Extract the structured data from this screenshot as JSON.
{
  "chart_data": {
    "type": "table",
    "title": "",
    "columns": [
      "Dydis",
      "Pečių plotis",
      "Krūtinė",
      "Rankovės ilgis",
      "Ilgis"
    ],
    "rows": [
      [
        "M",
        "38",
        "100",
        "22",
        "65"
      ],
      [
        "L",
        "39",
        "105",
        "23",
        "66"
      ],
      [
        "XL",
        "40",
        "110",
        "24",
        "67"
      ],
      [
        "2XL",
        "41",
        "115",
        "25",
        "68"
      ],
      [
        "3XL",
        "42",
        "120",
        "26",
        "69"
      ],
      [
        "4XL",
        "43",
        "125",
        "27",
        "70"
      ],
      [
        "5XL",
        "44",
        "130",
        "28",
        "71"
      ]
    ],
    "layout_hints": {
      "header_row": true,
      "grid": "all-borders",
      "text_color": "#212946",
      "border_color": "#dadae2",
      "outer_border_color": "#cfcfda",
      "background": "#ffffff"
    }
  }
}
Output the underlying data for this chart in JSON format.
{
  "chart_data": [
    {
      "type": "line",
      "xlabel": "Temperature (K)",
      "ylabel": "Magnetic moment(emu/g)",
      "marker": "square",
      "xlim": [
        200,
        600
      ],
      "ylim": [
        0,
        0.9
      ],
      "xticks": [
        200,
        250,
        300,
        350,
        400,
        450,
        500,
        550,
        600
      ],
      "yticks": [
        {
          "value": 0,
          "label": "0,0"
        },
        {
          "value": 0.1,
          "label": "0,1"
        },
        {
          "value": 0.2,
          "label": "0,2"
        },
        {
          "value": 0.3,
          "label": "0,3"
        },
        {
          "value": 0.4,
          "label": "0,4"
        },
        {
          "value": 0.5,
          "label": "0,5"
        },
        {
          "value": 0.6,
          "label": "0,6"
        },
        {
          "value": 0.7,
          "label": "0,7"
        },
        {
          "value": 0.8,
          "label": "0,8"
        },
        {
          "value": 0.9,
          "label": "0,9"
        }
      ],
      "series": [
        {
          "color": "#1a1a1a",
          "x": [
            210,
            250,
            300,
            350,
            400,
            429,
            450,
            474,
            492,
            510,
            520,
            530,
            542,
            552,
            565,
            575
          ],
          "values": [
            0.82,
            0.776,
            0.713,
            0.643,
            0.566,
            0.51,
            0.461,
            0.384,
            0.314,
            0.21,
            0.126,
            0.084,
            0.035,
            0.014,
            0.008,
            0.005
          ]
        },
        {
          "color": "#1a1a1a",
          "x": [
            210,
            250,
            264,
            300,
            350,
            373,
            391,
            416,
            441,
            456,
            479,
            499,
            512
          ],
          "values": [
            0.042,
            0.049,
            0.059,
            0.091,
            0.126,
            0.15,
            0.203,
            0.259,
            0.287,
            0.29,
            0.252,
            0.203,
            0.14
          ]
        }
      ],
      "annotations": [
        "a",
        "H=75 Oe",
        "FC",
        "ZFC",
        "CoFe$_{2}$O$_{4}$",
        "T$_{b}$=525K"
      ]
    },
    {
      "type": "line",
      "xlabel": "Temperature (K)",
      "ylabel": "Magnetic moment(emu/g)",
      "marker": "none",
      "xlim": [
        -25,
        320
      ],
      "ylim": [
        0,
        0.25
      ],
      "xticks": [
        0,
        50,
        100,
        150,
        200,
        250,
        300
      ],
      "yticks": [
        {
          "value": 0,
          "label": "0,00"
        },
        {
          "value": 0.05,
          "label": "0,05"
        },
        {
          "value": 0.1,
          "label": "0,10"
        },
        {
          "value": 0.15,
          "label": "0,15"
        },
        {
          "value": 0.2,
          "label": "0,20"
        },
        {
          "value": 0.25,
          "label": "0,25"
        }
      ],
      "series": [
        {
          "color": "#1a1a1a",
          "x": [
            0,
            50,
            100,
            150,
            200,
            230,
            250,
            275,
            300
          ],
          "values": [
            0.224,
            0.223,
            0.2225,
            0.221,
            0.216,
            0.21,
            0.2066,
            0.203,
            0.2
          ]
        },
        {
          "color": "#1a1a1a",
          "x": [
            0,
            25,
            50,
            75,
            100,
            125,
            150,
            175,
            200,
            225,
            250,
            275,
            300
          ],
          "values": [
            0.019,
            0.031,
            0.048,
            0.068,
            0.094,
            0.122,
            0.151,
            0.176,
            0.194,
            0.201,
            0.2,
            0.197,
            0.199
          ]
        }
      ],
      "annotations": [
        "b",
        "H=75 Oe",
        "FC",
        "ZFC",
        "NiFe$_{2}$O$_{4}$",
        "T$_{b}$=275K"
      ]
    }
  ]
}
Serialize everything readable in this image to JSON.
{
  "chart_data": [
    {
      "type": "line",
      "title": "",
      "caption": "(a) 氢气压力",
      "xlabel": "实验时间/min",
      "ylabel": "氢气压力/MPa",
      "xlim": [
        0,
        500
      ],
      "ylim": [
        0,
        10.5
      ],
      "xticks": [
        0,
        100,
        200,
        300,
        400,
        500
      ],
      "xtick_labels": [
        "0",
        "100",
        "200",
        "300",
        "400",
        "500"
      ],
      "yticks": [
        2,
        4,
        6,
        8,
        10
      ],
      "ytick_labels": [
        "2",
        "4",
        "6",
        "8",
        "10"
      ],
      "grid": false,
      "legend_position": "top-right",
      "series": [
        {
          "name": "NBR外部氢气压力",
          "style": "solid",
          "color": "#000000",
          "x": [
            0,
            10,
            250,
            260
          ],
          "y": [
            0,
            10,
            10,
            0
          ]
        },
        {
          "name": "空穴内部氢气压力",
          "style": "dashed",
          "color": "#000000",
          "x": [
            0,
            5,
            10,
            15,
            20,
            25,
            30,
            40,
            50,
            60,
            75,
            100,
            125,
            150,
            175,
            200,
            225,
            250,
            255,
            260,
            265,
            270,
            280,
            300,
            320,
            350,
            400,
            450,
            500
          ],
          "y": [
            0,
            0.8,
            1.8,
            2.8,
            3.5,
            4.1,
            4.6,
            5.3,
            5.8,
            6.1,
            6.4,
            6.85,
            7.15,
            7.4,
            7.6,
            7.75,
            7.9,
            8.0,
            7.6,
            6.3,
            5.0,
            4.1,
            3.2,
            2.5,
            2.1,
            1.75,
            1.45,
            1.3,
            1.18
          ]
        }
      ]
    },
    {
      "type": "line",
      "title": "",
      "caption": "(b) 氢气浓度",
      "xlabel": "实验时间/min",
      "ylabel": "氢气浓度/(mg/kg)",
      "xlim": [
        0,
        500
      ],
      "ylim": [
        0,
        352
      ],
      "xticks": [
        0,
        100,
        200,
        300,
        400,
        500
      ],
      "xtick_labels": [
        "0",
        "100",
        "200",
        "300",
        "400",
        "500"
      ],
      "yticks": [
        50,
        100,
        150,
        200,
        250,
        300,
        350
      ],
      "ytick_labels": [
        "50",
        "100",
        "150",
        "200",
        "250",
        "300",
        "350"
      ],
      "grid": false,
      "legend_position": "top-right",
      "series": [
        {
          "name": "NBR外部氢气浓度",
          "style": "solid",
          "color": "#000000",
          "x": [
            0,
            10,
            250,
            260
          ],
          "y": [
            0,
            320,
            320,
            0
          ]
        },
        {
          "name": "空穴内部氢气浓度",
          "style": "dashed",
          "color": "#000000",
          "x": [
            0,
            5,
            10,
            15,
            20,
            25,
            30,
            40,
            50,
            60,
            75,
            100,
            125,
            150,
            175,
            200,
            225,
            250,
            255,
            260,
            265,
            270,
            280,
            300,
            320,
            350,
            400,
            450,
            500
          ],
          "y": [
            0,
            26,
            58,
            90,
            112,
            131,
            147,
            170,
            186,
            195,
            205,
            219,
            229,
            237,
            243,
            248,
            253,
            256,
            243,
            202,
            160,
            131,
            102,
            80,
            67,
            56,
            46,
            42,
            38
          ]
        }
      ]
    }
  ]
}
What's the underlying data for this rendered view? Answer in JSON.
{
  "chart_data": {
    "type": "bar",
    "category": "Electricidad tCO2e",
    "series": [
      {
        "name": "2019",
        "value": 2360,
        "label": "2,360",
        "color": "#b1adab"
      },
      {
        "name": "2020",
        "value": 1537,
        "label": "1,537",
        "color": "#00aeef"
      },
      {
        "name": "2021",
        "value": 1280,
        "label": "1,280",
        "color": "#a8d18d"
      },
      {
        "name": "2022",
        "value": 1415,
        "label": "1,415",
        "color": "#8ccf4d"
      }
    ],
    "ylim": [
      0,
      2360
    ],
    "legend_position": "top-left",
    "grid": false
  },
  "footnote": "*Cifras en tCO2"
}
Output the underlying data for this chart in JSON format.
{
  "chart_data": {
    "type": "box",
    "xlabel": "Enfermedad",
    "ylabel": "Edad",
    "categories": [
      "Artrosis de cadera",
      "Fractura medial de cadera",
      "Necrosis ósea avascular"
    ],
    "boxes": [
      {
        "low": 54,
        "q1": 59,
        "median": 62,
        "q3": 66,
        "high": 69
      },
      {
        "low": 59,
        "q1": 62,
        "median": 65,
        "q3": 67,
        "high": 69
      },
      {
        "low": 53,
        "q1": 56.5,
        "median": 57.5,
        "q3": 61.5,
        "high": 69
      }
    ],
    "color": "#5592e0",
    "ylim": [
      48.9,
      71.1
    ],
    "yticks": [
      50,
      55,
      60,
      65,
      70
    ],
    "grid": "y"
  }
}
━━━
## REQUIRED WORK
Say how many lines in the records hold "this", with the number as the whole reply.

## EXERCISE RESPONSE
5